◆ **PROBLEM TO WORK ON**:
Wherever a line below holds the word "icon", copy that line.

◆ **GIVEN DATA**:
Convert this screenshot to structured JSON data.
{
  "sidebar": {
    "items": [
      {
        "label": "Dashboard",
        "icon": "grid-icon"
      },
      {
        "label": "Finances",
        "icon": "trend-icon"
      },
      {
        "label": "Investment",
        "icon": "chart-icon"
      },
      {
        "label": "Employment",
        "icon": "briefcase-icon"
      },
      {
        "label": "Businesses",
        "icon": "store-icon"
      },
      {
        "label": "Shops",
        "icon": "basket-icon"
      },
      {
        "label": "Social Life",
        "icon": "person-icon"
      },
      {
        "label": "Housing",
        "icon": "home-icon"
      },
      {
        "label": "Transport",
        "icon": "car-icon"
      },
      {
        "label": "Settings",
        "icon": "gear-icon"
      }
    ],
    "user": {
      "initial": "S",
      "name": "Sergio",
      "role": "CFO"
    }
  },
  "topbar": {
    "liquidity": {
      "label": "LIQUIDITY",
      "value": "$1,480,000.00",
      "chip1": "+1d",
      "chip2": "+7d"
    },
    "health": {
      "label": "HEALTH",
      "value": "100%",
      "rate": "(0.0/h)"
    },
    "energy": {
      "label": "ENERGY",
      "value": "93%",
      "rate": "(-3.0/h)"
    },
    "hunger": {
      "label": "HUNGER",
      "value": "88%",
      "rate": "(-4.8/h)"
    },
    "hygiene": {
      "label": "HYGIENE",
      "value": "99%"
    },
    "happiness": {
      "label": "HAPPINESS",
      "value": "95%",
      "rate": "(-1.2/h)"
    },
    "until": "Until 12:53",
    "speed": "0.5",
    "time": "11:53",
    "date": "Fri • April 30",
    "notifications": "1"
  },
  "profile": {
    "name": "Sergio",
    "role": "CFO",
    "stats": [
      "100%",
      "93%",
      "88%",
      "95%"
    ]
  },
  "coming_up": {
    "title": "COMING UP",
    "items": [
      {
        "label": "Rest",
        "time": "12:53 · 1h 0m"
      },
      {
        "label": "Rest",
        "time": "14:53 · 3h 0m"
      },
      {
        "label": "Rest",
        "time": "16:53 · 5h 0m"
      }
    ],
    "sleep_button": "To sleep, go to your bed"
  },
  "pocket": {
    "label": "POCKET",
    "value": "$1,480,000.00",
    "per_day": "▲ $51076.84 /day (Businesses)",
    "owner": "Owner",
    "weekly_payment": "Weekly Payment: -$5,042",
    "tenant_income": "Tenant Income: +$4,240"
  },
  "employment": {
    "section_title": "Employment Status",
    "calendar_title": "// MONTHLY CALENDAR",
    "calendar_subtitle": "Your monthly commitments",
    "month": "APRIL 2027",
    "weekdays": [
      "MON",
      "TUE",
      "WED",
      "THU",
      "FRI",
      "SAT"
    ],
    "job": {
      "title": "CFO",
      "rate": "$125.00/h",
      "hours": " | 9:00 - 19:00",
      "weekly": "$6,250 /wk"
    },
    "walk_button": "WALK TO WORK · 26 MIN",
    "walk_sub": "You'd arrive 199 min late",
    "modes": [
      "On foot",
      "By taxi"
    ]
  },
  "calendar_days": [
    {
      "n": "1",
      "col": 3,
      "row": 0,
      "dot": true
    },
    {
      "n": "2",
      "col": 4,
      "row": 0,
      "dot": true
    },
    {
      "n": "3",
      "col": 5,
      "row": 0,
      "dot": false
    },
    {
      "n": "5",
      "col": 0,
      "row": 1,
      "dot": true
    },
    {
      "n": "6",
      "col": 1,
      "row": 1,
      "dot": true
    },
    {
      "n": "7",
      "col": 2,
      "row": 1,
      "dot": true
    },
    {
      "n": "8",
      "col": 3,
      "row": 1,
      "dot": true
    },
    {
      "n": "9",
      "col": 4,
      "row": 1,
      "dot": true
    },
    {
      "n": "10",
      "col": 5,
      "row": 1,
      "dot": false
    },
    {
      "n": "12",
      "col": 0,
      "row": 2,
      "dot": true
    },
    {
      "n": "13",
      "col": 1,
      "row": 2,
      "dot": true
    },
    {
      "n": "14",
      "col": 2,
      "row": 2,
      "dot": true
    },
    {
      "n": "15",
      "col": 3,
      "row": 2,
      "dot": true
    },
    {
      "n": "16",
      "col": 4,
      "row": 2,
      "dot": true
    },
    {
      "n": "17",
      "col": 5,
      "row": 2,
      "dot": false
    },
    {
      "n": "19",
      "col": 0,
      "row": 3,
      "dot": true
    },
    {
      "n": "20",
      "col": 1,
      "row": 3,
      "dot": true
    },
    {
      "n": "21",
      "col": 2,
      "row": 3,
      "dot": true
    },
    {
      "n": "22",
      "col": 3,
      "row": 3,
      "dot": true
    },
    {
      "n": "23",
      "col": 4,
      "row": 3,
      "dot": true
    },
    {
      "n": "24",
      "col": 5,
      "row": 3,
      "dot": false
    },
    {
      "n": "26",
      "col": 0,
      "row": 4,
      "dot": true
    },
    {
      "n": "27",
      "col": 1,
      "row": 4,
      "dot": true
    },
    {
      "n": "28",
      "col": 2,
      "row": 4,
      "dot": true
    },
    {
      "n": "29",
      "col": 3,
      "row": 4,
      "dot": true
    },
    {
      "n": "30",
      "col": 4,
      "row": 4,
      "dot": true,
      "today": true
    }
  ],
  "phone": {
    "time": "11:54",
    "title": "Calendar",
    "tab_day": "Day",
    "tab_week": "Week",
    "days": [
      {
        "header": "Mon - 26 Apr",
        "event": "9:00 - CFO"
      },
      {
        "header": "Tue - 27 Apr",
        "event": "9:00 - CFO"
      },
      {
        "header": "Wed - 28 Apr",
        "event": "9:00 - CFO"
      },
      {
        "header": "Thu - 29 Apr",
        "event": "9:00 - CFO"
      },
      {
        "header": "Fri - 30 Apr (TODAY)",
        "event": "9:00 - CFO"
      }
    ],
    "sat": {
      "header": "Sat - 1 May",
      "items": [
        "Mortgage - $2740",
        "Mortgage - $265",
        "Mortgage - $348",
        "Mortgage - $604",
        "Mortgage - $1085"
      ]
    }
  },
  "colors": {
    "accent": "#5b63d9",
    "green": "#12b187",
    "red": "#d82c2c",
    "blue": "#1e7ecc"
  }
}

◆ **FINAL ANSWER**:
        "icon": "grid-icon"
        "icon": "trend-icon"
        "icon": "chart-icon"
        "icon": "briefcase-icon"
        "icon": "store-icon"
        "icon": "basket-icon"
        "icon": "person-icon"
        "icon": "home-icon"
        "icon": "car-icon"
        "icon": "gear-icon"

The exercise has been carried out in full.